# [THE TASK]
Please copy out the records below, substituting "image" for "screenshot" and keeping everything else the same.

# [PROVIDED DATA]
==============================
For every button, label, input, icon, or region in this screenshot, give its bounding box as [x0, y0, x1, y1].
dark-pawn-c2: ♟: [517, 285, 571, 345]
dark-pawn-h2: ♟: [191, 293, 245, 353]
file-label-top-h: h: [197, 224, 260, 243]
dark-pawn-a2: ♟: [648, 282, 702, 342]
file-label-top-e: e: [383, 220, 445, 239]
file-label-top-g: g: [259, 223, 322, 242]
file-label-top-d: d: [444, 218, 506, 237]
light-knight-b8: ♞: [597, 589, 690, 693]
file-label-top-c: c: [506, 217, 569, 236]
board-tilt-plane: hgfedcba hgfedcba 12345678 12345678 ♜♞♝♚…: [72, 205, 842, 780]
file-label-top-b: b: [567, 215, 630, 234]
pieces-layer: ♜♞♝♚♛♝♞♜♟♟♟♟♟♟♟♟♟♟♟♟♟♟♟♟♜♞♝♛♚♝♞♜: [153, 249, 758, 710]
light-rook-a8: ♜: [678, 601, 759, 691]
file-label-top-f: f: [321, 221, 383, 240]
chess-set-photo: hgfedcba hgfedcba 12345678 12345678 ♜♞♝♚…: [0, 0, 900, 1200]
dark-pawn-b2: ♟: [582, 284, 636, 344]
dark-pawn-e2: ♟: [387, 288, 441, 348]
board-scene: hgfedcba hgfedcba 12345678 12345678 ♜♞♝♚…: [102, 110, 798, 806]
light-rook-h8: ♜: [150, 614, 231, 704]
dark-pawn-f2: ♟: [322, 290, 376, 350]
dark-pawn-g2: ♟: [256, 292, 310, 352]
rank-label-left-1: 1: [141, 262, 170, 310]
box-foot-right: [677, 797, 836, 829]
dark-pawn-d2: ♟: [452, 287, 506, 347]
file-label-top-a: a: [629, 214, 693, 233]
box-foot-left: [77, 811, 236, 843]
==============================
# [WRITTEN SOLUTION]
For every button, label, input, icon, or region in this image, give its bounding box as [x0, y0, x1, y1].
dark-pawn-c2: ♟: [517, 285, 571, 345]
dark-pawn-h2: ♟: [191, 293, 245, 353]
file-label-top-h: h: [197, 224, 260, 243]
dark-pawn-a2: ♟: [648, 282, 702, 342]
file-label-top-e: e: [383, 220, 445, 239]
file-label-top-g: g: [259, 223, 322, 242]
file-label-top-d: d: [444, 218, 506, 237]
light-knight-b8: ♞: [597, 589, 690, 693]
file-label-top-c: c: [506, 217, 569, 236]
board-tilt-plane: hgfedcba hgfedcba 12345678 12345678 ♜♞♝♚…: [72, 205, 842, 780]
file-label-top-b: b: [567, 215, 630, 234]
pieces-layer: ♜♞♝♚♛♝♞♜♟♟♟♟♟♟♟♟♟♟♟♟♟♟♟♟♜♞♝♛♚♝♞♜: [153, 249, 758, 710]
light-rook-a8: ♜: [678, 601, 759, 691]
file-label-top-f: f: [321, 221, 383, 240]
chess-set-photo: hgfedcba hgfedcba 12345678 12345678 ♜♞♝♚…: [0, 0, 900, 1200]
dark-pawn-b2: ♟: [582, 284, 636, 344]
dark-pawn-e2: ♟: [387, 288, 441, 348]
board-scene: hgfedcba hgfedcba 12345678 12345678 ♜♞♝♚…: [102, 110, 798, 806]
light-rook-h8: ♜: [150, 614, 231, 704]
dark-pawn-f2: ♟: [322, 290, 376, 350]
dark-pawn-g2: ♟: [256, 292, 310, 352]
rank-label-left-1: 1: [141, 262, 170, 310]
box-foot-right: [677, 797, 836, 829]
dark-pawn-d2: ♟: [452, 287, 506, 347]
file-label-top-a: a: [629, 214, 693, 233]
box-foot-left: [77, 811, 236, 843]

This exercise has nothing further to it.